(Figure dataset records)
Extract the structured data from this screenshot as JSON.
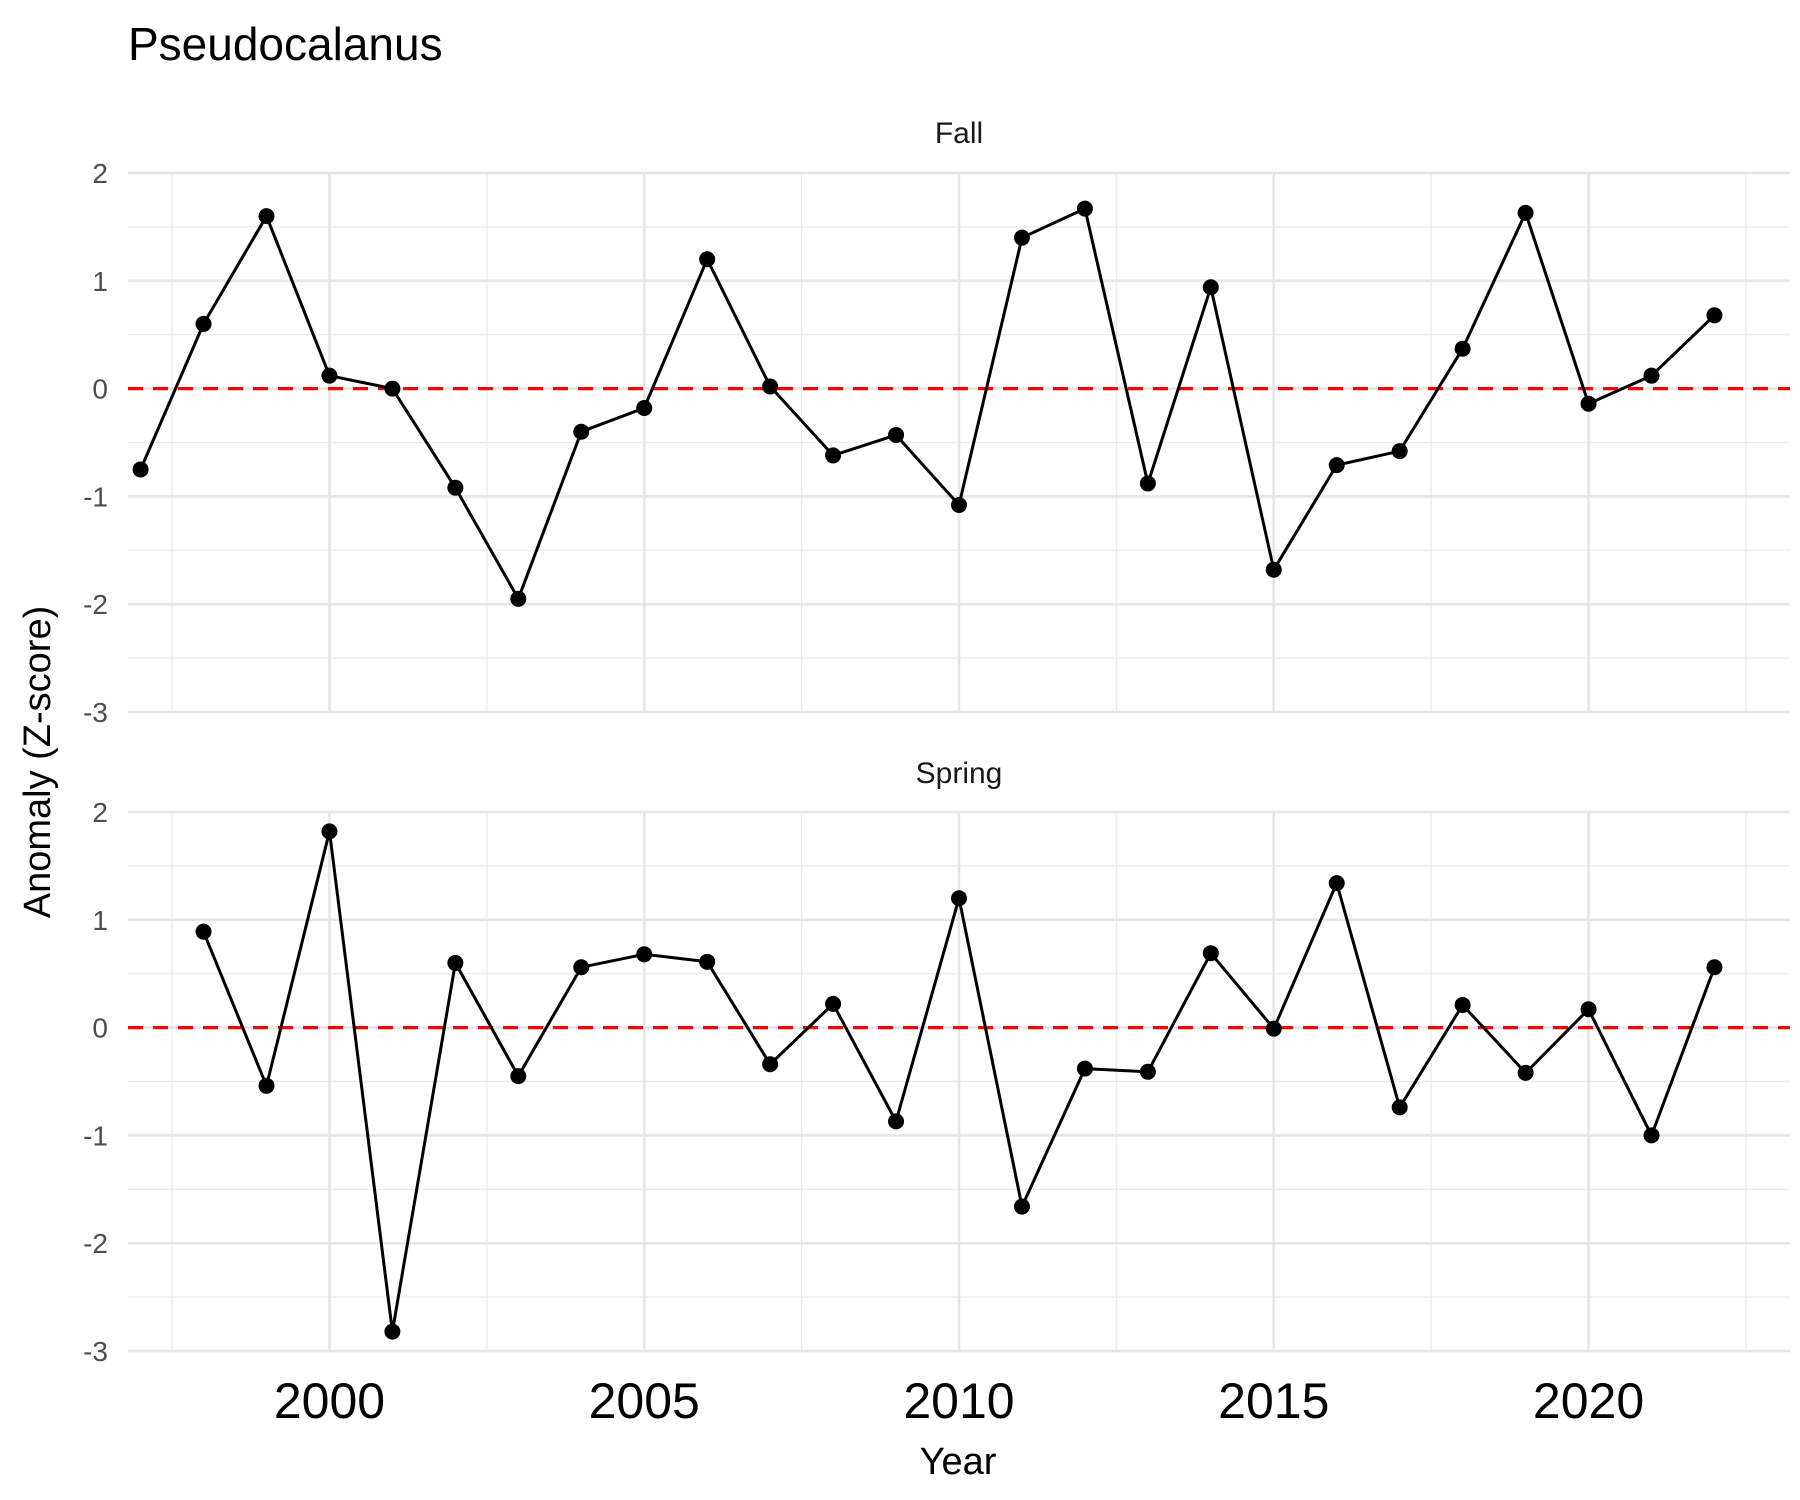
{
  "chart_data": {
    "type": "line",
    "title": "Pseudocalanus",
    "xlabel": "Year",
    "ylabel": "Anomaly (Z-score)",
    "xlim": [
      1996.8,
      2023.2
    ],
    "ylim": [
      -3,
      2
    ],
    "x_ticks": [
      "2000",
      "2005",
      "2010",
      "2015",
      "2020"
    ],
    "y_ticks": [
      "2",
      "1",
      "0",
      "-1",
      "-2",
      "-3"
    ],
    "reference_line": {
      "y": 0,
      "color": "#ff0000",
      "style": "dashed"
    },
    "series_color": "#000000",
    "grid": true,
    "panels": [
      {
        "name": "Fall",
        "x": [
          1997,
          1998,
          1999,
          2000,
          2001,
          2002,
          2003,
          2004,
          2005,
          2006,
          2007,
          2008,
          2009,
          2010,
          2011,
          2012,
          2013,
          2014,
          2015,
          2016,
          2017,
          2018,
          2019,
          2020,
          2021,
          2022
        ],
        "y": [
          -0.75,
          0.6,
          1.6,
          0.12,
          0.0,
          -0.92,
          -1.95,
          -0.4,
          -0.18,
          1.2,
          0.02,
          -0.62,
          -0.43,
          -1.08,
          1.4,
          1.67,
          -0.88,
          0.94,
          -1.68,
          -0.71,
          -0.58,
          0.37,
          1.63,
          -0.14,
          0.12,
          0.68
        ]
      },
      {
        "name": "Spring",
        "x": [
          1998,
          1999,
          2000,
          2001,
          2002,
          2003,
          2004,
          2005,
          2006,
          2007,
          2008,
          2009,
          2010,
          2011,
          2012,
          2013,
          2014,
          2015,
          2016,
          2017,
          2018,
          2019,
          2020,
          2021,
          2022
        ],
        "y": [
          0.89,
          -0.54,
          1.82,
          -2.82,
          0.6,
          -0.45,
          0.56,
          0.68,
          0.61,
          -0.34,
          0.22,
          -0.87,
          1.2,
          -1.66,
          -0.38,
          -0.41,
          0.69,
          -0.01,
          1.34,
          -0.74,
          0.21,
          -0.42,
          0.17,
          -1.0,
          0.56
        ]
      }
    ]
  }
}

• **Stated goal**
Each entry above is to be written out again unchanged, apart from the pictures, which are left out.

• **Full output**
Extract the structured data from this screenshot as JSON.
{
  "chart_data": {
    "type": "line",
    "title": "Pseudocalanus",
    "xlabel": "Year",
    "ylabel": "Anomaly (Z-score)",
    "xlim": [
      1996.8,
      2023.2
    ],
    "ylim": [
      -3,
      2
    ],
    "x_ticks": [
      "2000",
      "2005",
      "2010",
      "2015",
      "2020"
    ],
    "y_ticks": [
      "2",
      "1",
      "0",
      "-1",
      "-2",
      "-3"
    ],
    "reference_line": {
      "y": 0,
      "color": "#ff0000",
      "style": "dashed"
    },
    "series_color": "#000000",
    "grid": true,
    "panels": [
      {
        "name": "Fall",
        "x": [
          1997,
          1998,
          1999,
          2000,
          2001,
          2002,
          2003,
          2004,
          2005,
          2006,
          2007,
          2008,
          2009,
          2010,
          2011,
          2012,
          2013,
          2014,
          2015,
          2016,
          2017,
          2018,
          2019,
          2020,
          2021,
          2022
        ],
        "y": [
          -0.75,
          0.6,
          1.6,
          0.12,
          0.0,
          -0.92,
          -1.95,
          -0.4,
          -0.18,
          1.2,
          0.02,
          -0.62,
          -0.43,
          -1.08,
          1.4,
          1.67,
          -0.88,
          0.94,
          -1.68,
          -0.71,
          -0.58,
          0.37,
          1.63,
          -0.14,
          0.12,
          0.68
        ]
      },
      {
        "name": "Spring",
        "x": [
          1998,
          1999,
          2000,
          2001,
          2002,
          2003,
          2004,
          2005,
          2006,
          2007,
          2008,
          2009,
          2010,
          2011,
          2012,
          2013,
          2014,
          2015,
          2016,
          2017,
          2018,
          2019,
          2020,
          2021,
          2022
        ],
        "y": [
          0.89,
          -0.54,
          1.82,
          -2.82,
          0.6,
          -0.45,
          0.56,
          0.68,
          0.61,
          -0.34,
          0.22,
          -0.87,
          1.2,
          -1.66,
          -0.38,
          -0.41,
          0.69,
          -0.01,
          1.34,
          -0.74,
          0.21,
          -0.42,
          0.17,
          -1.0,
          0.56
        ]
      }
    ]
  }
}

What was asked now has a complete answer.